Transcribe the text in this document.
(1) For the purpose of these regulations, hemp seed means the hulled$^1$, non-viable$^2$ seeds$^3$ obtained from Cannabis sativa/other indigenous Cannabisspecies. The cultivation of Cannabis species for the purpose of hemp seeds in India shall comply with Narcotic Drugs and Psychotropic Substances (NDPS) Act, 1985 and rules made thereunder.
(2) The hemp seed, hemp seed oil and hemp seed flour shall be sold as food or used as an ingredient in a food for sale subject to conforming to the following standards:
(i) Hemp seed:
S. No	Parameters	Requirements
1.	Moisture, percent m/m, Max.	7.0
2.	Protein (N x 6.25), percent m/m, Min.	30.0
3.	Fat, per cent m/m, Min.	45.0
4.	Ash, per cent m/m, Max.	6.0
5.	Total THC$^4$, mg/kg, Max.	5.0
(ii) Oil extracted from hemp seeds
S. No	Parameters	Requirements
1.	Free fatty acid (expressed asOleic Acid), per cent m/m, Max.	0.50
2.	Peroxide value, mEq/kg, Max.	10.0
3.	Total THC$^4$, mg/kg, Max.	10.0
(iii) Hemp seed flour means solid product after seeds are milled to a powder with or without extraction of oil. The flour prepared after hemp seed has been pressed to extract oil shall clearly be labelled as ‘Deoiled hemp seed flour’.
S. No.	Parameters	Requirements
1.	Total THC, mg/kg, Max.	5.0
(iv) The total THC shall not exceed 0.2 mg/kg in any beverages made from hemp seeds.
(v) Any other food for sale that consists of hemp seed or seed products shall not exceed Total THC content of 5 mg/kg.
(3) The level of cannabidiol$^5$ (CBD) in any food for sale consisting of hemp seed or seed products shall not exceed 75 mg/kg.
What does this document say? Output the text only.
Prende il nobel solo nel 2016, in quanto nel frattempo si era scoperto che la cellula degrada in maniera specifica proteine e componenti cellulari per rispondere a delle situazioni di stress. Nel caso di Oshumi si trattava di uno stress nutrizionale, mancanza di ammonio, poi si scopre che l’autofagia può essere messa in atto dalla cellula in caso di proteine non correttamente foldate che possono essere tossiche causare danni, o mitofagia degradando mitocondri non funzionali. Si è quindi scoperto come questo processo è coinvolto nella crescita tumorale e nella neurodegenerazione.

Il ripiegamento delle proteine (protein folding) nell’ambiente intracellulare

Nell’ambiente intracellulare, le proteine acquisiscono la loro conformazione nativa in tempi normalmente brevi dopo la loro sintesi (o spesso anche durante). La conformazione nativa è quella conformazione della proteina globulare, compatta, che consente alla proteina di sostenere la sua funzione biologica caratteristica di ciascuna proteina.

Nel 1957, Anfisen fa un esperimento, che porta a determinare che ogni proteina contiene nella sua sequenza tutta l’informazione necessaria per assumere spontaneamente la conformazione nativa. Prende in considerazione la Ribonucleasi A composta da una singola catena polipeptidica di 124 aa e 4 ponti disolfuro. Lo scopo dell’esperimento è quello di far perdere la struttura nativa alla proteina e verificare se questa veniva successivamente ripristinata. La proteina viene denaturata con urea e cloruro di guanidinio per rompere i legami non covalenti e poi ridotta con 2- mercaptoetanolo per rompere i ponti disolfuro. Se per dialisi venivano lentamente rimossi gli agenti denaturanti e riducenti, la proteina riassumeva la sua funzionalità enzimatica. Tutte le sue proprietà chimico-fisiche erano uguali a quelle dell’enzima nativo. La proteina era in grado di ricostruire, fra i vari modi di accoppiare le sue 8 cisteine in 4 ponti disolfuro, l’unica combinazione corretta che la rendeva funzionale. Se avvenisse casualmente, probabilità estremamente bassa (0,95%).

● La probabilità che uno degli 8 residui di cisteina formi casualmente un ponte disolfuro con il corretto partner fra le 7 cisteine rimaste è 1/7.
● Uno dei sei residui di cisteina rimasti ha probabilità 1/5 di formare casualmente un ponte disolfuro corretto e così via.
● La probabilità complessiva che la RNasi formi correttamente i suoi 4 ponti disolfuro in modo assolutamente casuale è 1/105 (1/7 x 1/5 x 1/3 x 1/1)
....................
Please be sure to repeat every entry exactly.

Transcribe the text in this document.
(1) For the purpose of these regulations, hemp seed means the hulled$^1$, non-viable$^2$ seeds$^3$ obtained from Cannabis sativa/other indigenous Cannabisspecies. The cultivation of Cannabis species for the purpose of hemp seeds in India shall comply with Narcotic Drugs and Psychotropic Substances (NDPS) Act, 1985 and rules made thereunder.
(2) The hemp seed, hemp seed oil and hemp seed flour shall be sold as food or used as an ingredient in a food for sale subject to conforming to the following standards:
(i) Hemp seed:
S. No	Parameters	Requirements
1.	Moisture, percent m/m, Max.	7.0
2.	Protein (N x 6.25), percent m/m, Min.	30.0
3.	Fat, per cent m/m, Min.	45.0
4.	Ash, per cent m/m, Max.	6.0
5.	Total THC$^4$, mg/kg, Max.	5.0
(ii) Oil extracted from hemp seeds
S. No	Parameters	Requirements
1.	Free fatty acid (expressed asOleic Acid), per cent m/m, Max.	0.50
2.	Peroxide value, mEq/kg, Max.	10.0
3.	Total THC$^4$, mg/kg, Max.	10.0
(iii) Hemp seed flour means solid product after seeds are milled to a powder with or without extraction of oil. The flour prepared after hemp seed has been pressed to extract oil shall clearly be labelled as ‘Deoiled hemp seed flour’.
S. No.	Parameters	Requirements
1.	Total THC, mg/kg, Max.	5.0
(iv) The total THC shall not exceed 0.2 mg/kg in any beverages made from hemp seeds.
(v) Any other food for sale that consists of hemp seed or seed products shall not exceed Total THC content of 5 mg/kg.
(3) The level of cannabidiol$^5$ (CBD) in any food for sale consisting of hemp seed or seed products shall not exceed 75 mg/kg.
What does this document say? Output the text only.
Prende il nobel solo nel 2016, in quanto nel frattempo si era scoperto che la cellula degrada in maniera specifica proteine e componenti cellulari per rispondere a delle situazioni di stress. Nel caso di Oshumi si trattava di uno stress nutrizionale, mancanza di ammonio, poi si scopre che l’autofagia può essere messa in atto dalla cellula in caso di proteine non correttamente foldate che possono essere tossiche causare danni, o mitofagia degradando mitocondri non funzionali. Si è quindi scoperto come questo processo è coinvolto nella crescita tumorale e nella neurodegenerazione.

Il ripiegamento delle proteine (protein folding) nell’ambiente intracellulare

Nell’ambiente intracellulare, le proteine acquisiscono la loro conformazione nativa in tempi normalmente brevi dopo la loro sintesi (o spesso anche durante). La conformazione nativa è quella conformazione della proteina globulare, compatta, che consente alla proteina di sostenere la sua funzione biologica caratteristica di ciascuna proteina.

Nel 1957, Anfisen fa un esperimento, che porta a determinare che ogni proteina contiene nella sua sequenza tutta l’informazione necessaria per assumere spontaneamente la conformazione nativa. Prende in considerazione la Ribonucleasi A composta da una singola catena polipeptidica di 124 aa e 4 ponti disolfuro. Lo scopo dell’esperimento è quello di far perdere la struttura nativa alla proteina e verificare se questa veniva successivamente ripristinata. La proteina viene denaturata con urea e cloruro di guanidinio per rompere i legami non covalenti e poi ridotta con 2- mercaptoetanolo per rompere i ponti disolfuro. Se per dialisi venivano lentamente rimossi gli agenti denaturanti e riducenti, la proteina riassumeva la sua funzionalità enzimatica. Tutte le sue proprietà chimico-fisiche erano uguali a quelle dell’enzima nativo. La proteina era in grado di ricostruire, fra i vari modi di accoppiare le sue 8 cisteine in 4 ponti disolfuro, l’unica combinazione corretta che la rendeva funzionale. Se avvenisse casualmente, probabilità estremamente bassa (0,95%).

● La probabilità che uno degli 8 residui di cisteina formi casualmente un ponte disolfuro con il corretto partner fra le 7 cisteine rimaste è 1/7.
● Uno dei sei residui di cisteina rimasti ha probabilità 1/5 di formare casualmente un ponte disolfuro corretto e così via.
● La probabilità complessiva che la RNasi formi correttamente i suoi 4 ponti disolfuro in modo assolutamente casuale è 1/105 (1/7 x 1/5 x 1/3 x 1/1)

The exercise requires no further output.